Material for this task:
=======

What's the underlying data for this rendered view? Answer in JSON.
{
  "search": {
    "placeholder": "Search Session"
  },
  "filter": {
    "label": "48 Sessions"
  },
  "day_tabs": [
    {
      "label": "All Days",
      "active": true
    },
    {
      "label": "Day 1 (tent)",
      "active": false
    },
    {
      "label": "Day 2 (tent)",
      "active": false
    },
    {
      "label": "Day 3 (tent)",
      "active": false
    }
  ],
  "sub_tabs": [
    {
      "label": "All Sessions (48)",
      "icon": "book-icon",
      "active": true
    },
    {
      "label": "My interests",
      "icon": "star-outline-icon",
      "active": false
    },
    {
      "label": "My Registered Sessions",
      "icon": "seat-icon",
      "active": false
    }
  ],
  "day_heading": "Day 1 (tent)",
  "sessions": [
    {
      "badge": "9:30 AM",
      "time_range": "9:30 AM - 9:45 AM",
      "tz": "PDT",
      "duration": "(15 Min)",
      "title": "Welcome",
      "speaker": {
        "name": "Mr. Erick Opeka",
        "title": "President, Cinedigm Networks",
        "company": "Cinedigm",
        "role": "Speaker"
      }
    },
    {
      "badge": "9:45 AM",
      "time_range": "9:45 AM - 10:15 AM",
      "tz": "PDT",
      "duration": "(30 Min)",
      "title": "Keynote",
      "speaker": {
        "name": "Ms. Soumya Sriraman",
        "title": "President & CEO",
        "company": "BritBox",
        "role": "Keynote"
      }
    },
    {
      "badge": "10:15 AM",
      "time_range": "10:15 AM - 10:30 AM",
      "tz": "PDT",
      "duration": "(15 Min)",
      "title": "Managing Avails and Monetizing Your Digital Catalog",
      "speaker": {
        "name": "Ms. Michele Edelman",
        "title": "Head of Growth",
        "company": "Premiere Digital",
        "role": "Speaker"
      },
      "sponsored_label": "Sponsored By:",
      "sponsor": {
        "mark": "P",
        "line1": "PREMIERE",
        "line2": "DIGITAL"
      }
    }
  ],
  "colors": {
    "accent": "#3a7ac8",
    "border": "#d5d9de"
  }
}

=======

Please output the entire listing exactly as it stands.

Completed task:
What's the underlying data for this rendered view? Answer in JSON.
{
  "search": {
    "placeholder": "Search Session"
  },
  "filter": {
    "label": "48 Sessions"
  },
  "day_tabs": [
    {
      "label": "All Days",
      "active": true
    },
    {
      "label": "Day 1 (tent)",
      "active": false
    },
    {
      "label": "Day 2 (tent)",
      "active": false
    },
    {
      "label": "Day 3 (tent)",
      "active": false
    }
  ],
  "sub_tabs": [
    {
      "label": "All Sessions (48)",
      "icon": "book-icon",
      "active": true
    },
    {
      "label": "My interests",
      "icon": "star-outline-icon",
      "active": false
    },
    {
      "label": "My Registered Sessions",
      "icon": "seat-icon",
      "active": false
    }
  ],
  "day_heading": "Day 1 (tent)",
  "sessions": [
    {
      "badge": "9:30 AM",
      "time_range": "9:30 AM - 9:45 AM",
      "tz": "PDT",
      "duration": "(15 Min)",
      "title": "Welcome",
      "speaker": {
        "name": "Mr. Erick Opeka",
        "title": "President, Cinedigm Networks",
        "company": "Cinedigm",
        "role": "Speaker"
      }
    },
    {
      "badge": "9:45 AM",
      "time_range": "9:45 AM - 10:15 AM",
      "tz": "PDT",
      "duration": "(30 Min)",
      "title": "Keynote",
      "speaker": {
        "name": "Ms. Soumya Sriraman",
        "title": "President & CEO",
        "company": "BritBox",
        "role": "Keynote"
      }
    },
    {
      "badge": "10:15 AM",
      "time_range": "10:15 AM - 10:30 AM",
      "tz": "PDT",
      "duration": "(15 Min)",
      "title": "Managing Avails and Monetizing Your Digital Catalog",
      "speaker": {
        "name": "Ms. Michele Edelman",
        "title": "Head of Growth",
        "company": "Premiere Digital",
        "role": "Speaker"
      },
      "sponsored_label": "Sponsored By:",
      "sponsor": {
        "mark": "P",
        "line1": "PREMIERE",
        "line2": "DIGITAL"
      }
    }
  ],
  "colors": {
    "accent": "#3a7ac8",
    "border": "#d5d9de"
  }
}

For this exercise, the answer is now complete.